--- START Listed entries ---

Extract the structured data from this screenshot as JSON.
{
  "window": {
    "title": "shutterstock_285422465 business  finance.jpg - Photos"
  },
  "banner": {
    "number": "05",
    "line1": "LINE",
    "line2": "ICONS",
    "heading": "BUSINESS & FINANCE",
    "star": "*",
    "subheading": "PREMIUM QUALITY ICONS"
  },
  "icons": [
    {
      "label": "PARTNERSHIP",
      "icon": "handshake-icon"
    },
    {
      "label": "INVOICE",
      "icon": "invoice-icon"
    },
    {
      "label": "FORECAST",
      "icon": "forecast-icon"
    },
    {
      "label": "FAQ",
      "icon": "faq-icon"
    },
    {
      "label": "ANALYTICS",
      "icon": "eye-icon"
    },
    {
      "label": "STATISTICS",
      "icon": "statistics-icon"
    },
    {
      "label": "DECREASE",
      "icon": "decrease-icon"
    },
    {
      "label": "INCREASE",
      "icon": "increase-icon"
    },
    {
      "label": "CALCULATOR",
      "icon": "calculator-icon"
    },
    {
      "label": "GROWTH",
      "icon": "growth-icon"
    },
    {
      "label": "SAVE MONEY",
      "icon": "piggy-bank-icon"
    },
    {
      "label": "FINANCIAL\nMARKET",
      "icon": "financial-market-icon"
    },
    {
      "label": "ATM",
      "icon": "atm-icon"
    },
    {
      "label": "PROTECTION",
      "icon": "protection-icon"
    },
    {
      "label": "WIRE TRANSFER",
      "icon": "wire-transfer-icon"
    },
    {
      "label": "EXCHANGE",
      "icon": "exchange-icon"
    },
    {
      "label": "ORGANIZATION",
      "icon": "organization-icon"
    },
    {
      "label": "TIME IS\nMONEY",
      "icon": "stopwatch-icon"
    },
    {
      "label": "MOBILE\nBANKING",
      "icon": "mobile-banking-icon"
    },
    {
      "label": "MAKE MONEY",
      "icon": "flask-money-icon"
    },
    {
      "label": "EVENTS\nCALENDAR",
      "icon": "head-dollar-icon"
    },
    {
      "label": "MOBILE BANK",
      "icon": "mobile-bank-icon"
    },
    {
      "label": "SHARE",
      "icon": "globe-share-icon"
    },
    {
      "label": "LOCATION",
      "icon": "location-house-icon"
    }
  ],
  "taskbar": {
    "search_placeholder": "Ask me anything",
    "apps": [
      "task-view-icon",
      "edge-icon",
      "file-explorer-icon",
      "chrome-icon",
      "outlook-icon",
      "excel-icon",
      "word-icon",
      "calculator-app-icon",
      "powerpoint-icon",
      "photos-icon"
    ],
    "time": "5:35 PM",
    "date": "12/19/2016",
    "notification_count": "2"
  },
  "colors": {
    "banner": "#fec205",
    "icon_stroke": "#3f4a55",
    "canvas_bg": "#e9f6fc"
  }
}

--- END Listed entries ---

*What is asked*. Extract the listing in its entirety, matching it exactly.

*Exercise output*.
Extract the structured data from this screenshot as JSON.
{
  "window": {
    "title": "shutterstock_285422465 business  finance.jpg - Photos"
  },
  "banner": {
    "number": "05",
    "line1": "LINE",
    "line2": "ICONS",
    "heading": "BUSINESS & FINANCE",
    "star": "*",
    "subheading": "PREMIUM QUALITY ICONS"
  },
  "icons": [
    {
      "label": "PARTNERSHIP",
      "icon": "handshake-icon"
    },
    {
      "label": "INVOICE",
      "icon": "invoice-icon"
    },
    {
      "label": "FORECAST",
      "icon": "forecast-icon"
    },
    {
      "label": "FAQ",
      "icon": "faq-icon"
    },
    {
      "label": "ANALYTICS",
      "icon": "eye-icon"
    },
    {
      "label": "STATISTICS",
      "icon": "statistics-icon"
    },
    {
      "label": "DECREASE",
      "icon": "decrease-icon"
    },
    {
      "label": "INCREASE",
      "icon": "increase-icon"
    },
    {
      "label": "CALCULATOR",
      "icon": "calculator-icon"
    },
    {
      "label": "GROWTH",
      "icon": "growth-icon"
    },
    {
      "label": "SAVE MONEY",
      "icon": "piggy-bank-icon"
    },
    {
      "label": "FINANCIAL\nMARKET",
      "icon": "financial-market-icon"
    },
    {
      "label": "ATM",
      "icon": "atm-icon"
    },
    {
      "label": "PROTECTION",
      "icon": "protection-icon"
    },
    {
      "label": "WIRE TRANSFER",
      "icon": "wire-transfer-icon"
    },
    {
      "label": "EXCHANGE",
      "icon": "exchange-icon"
    },
    {
      "label": "ORGANIZATION",
      "icon": "organization-icon"
    },
    {
      "label": "TIME IS\nMONEY",
      "icon": "stopwatch-icon"
    },
    {
      "label": "MOBILE\nBANKING",
      "icon": "mobile-banking-icon"
    },
    {
      "label": "MAKE MONEY",
      "icon": "flask-money-icon"
    },
    {
      "label": "EVENTS\nCALENDAR",
      "icon": "head-dollar-icon"
    },
    {
      "label": "MOBILE BANK",
      "icon": "mobile-bank-icon"
    },
    {
      "label": "SHARE",
      "icon": "globe-share-icon"
    },
    {
      "label": "LOCATION",
      "icon": "location-house-icon"
    }
  ],
  "taskbar": {
    "search_placeholder": "Ask me anything",
    "apps": [
      "task-view-icon",
      "edge-icon",
      "file-explorer-icon",
      "chrome-icon",
      "outlook-icon",
      "excel-icon",
      "word-icon",
      "calculator-app-icon",
      "powerpoint-icon",
      "photos-icon"
    ],
    "time": "5:35 PM",
    "date": "12/19/2016",
    "notification_count": "2"
  },
  "colors": {
    "banner": "#fec205",
    "icon_stroke": "#3f4a55",
    "canvas_bg": "#e9f6fc"
  }
}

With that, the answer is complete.